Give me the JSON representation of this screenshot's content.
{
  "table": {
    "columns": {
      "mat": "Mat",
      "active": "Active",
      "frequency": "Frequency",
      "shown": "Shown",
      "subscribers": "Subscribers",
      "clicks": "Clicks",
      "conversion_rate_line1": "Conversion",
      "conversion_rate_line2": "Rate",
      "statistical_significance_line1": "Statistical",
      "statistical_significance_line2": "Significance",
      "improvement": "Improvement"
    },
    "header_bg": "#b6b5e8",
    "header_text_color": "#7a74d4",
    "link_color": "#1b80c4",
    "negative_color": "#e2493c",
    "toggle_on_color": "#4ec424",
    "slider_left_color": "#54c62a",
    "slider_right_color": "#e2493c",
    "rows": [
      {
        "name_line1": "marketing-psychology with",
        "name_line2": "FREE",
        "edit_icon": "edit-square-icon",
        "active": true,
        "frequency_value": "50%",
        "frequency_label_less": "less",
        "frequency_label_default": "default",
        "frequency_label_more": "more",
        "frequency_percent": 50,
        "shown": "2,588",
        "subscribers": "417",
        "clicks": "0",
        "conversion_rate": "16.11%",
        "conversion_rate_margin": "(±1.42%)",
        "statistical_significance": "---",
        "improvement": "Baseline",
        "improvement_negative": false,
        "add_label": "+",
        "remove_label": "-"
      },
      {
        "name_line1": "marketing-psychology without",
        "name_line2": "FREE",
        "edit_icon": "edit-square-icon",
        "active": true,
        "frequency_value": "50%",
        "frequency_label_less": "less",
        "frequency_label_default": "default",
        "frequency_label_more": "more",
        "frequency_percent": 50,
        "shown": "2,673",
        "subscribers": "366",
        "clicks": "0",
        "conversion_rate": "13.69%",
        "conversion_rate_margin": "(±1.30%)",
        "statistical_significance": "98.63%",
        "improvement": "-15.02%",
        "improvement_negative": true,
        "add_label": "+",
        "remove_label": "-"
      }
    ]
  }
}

--

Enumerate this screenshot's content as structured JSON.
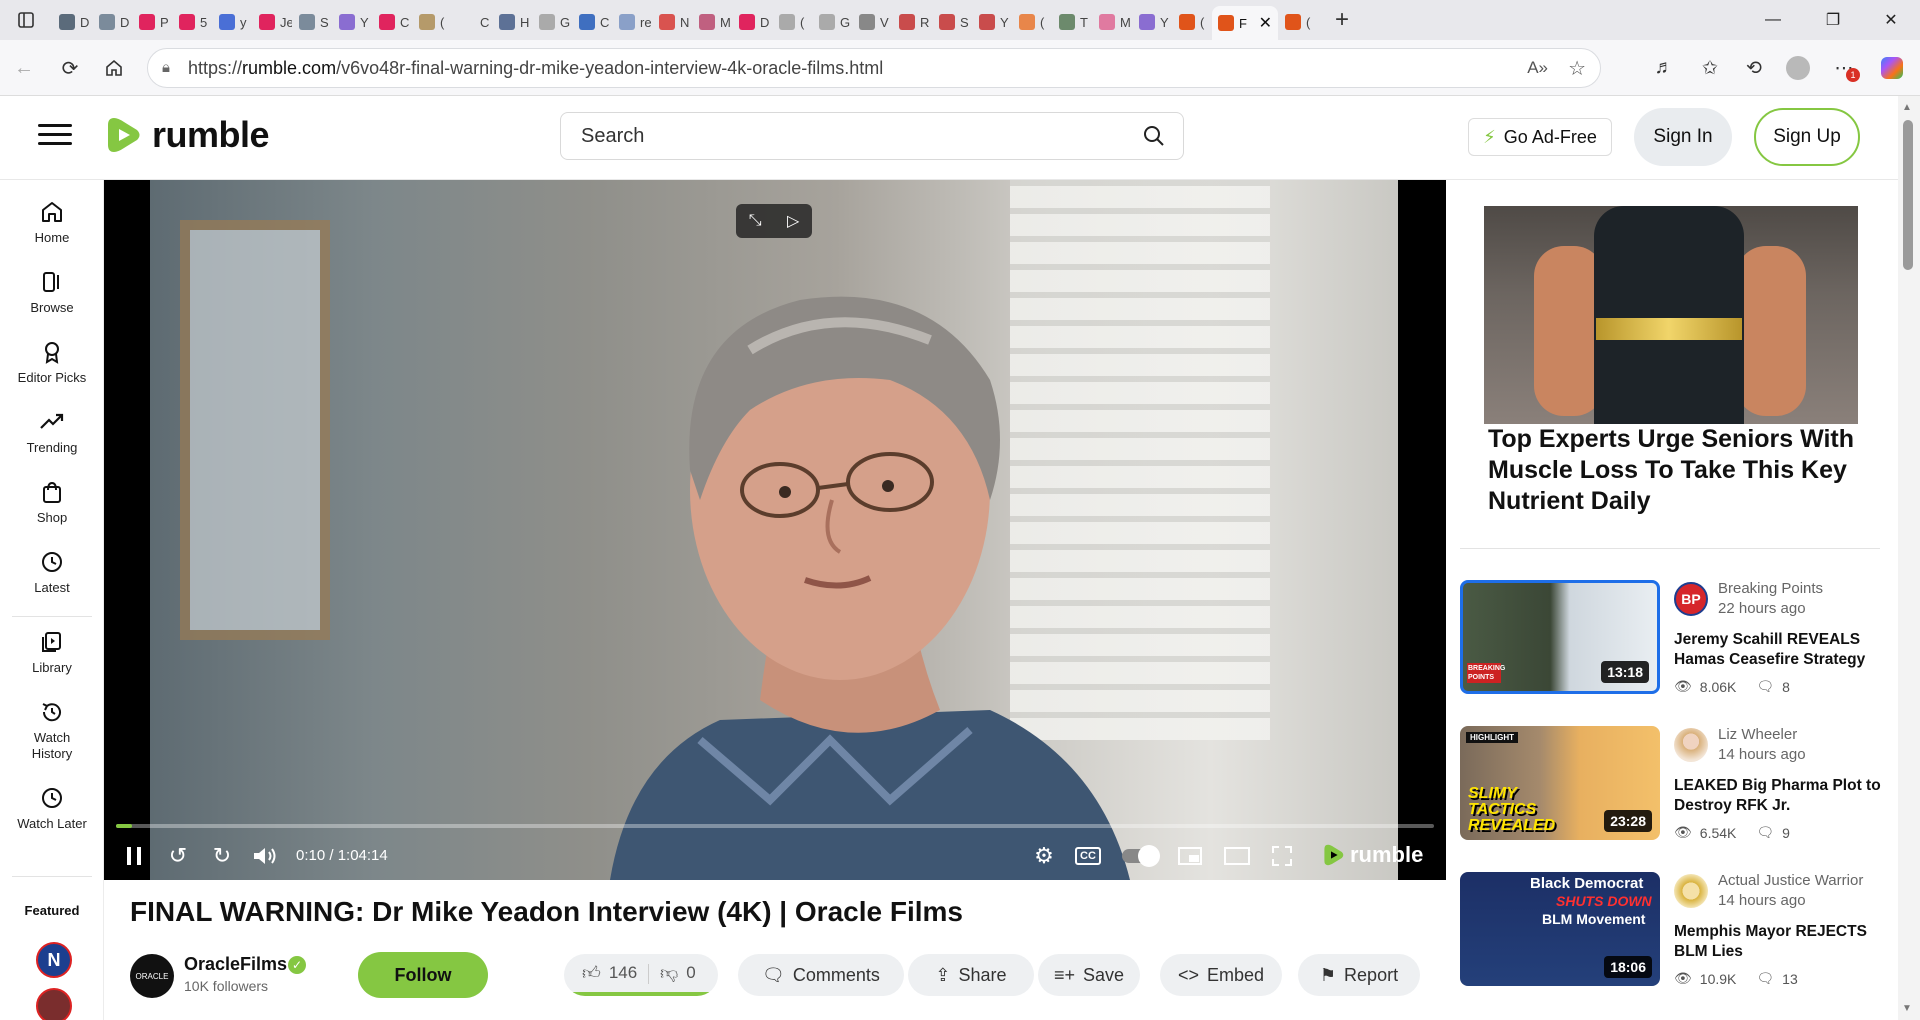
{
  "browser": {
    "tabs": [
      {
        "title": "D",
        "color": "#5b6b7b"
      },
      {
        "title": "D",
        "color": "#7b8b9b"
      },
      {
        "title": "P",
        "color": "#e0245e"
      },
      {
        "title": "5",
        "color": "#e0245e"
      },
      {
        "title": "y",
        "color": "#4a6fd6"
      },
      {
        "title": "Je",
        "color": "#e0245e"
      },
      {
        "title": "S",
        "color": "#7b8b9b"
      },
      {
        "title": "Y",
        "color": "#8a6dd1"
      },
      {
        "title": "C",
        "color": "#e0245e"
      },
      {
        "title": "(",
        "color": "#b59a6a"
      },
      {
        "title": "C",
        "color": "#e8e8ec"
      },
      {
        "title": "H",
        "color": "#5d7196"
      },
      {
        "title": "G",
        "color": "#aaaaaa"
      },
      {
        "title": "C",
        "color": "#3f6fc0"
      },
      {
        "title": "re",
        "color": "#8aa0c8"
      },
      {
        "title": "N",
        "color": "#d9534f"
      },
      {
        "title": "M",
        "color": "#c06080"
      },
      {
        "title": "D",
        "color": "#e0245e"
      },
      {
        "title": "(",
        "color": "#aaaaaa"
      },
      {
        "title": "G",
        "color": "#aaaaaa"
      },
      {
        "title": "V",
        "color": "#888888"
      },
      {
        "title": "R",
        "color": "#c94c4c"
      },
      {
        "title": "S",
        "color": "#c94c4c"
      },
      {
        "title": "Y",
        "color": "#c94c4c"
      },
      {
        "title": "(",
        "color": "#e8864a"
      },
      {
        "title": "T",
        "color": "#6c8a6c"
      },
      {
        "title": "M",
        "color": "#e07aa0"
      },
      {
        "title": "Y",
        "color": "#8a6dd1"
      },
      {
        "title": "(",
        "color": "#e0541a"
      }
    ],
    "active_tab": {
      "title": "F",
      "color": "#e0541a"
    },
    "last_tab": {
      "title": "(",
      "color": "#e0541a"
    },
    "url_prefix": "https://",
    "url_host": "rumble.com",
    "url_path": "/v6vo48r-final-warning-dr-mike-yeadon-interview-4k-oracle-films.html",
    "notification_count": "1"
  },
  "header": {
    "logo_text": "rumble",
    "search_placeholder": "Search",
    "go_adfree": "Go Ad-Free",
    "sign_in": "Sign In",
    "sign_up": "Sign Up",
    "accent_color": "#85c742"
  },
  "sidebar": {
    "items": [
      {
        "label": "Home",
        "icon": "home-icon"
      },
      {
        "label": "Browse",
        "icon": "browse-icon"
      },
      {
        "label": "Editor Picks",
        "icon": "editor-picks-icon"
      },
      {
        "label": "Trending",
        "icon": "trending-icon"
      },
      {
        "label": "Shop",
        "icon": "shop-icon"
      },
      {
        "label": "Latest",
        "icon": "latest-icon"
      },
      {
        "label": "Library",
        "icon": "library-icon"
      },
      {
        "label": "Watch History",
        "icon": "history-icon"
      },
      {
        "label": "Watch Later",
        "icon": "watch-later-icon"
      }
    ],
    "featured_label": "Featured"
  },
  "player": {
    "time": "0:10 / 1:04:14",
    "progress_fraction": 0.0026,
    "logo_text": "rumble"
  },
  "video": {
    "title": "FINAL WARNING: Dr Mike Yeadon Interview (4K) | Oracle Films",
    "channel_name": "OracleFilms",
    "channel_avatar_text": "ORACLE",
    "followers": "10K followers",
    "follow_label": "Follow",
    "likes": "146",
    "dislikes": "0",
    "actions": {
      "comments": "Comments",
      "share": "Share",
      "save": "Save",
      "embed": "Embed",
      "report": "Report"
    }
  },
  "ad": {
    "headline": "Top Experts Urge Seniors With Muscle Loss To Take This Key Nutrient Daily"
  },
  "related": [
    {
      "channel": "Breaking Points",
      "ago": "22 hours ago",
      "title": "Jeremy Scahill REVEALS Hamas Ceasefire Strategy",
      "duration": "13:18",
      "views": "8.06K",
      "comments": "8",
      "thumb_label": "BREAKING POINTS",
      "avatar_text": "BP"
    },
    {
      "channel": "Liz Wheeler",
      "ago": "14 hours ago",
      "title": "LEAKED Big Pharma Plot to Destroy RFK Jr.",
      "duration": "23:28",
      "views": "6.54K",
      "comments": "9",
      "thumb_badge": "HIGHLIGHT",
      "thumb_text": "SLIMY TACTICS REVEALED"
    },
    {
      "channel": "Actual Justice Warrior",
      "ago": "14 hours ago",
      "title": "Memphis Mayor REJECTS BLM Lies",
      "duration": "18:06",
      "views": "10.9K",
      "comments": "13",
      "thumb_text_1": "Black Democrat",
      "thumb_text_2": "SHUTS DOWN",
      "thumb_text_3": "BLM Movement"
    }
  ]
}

--

> Written instruction:
Show the lines that mention the word "content".

> Complete output:
Give me the JSON representation of this screenshot's content.
Enumerate this screenshot's content as structured JSON.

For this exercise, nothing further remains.